[Data entries]
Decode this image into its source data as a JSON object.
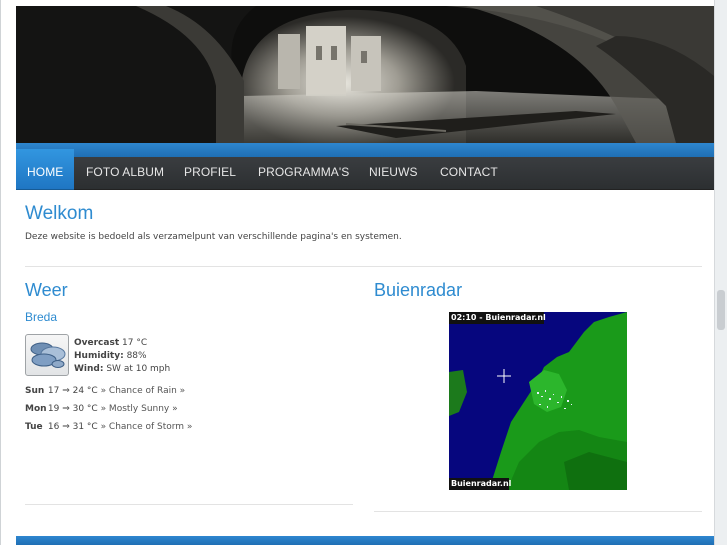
{
  "nav": {
    "items": [
      {
        "label": "HOME",
        "active": true
      },
      {
        "label": "FOTO ALBUM",
        "active": false
      },
      {
        "label": "PROFIEL",
        "active": false
      },
      {
        "label": "PROGRAMMA'S",
        "active": false
      },
      {
        "label": "NIEUWS",
        "active": false
      },
      {
        "label": "CONTACT",
        "active": false
      }
    ]
  },
  "welcome": {
    "title": "Welkom",
    "text": "Deze website is bedoeld als verzamelpunt van verschillende pagina's en systemen."
  },
  "weather": {
    "title": "Weer",
    "city": "Breda",
    "icon": "overcast-clouds-icon",
    "current": {
      "condition": "Overcast",
      "temp": "17 °C",
      "humidity_label": "Humidity:",
      "humidity": "88%",
      "wind_label": "Wind:",
      "wind": "SW at 10 mph"
    },
    "forecast": [
      {
        "day": "Sun",
        "range": "17 ⇒ 24 °C",
        "condition": "» Chance of Rain »"
      },
      {
        "day": "Mon",
        "range": "19 ⇒ 30 °C",
        "condition": "» Mostly Sunny »"
      },
      {
        "day": "Tue",
        "range": "16 ⇒ 31 °C",
        "condition": "» Chance of Storm »"
      }
    ]
  },
  "radar": {
    "title": "Buienradar",
    "time_label": "02:10 - Buienradar.nl",
    "footer_label": "Buienradar.nl"
  },
  "colors": {
    "accent": "#2e8bd0",
    "nav_bg": "#2f3234",
    "nav_active": "#2a8ad6"
  }
}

WHAT THIS TASK INVOLVES: Select every line above that contains the word "range", and copy it.

REPLY TO THE EXERCISE:
        "range": "17 ⇒ 24 °C",
        "range": "19 ⇒ 30 °C",
        "range": "16 ⇒ 31 °C",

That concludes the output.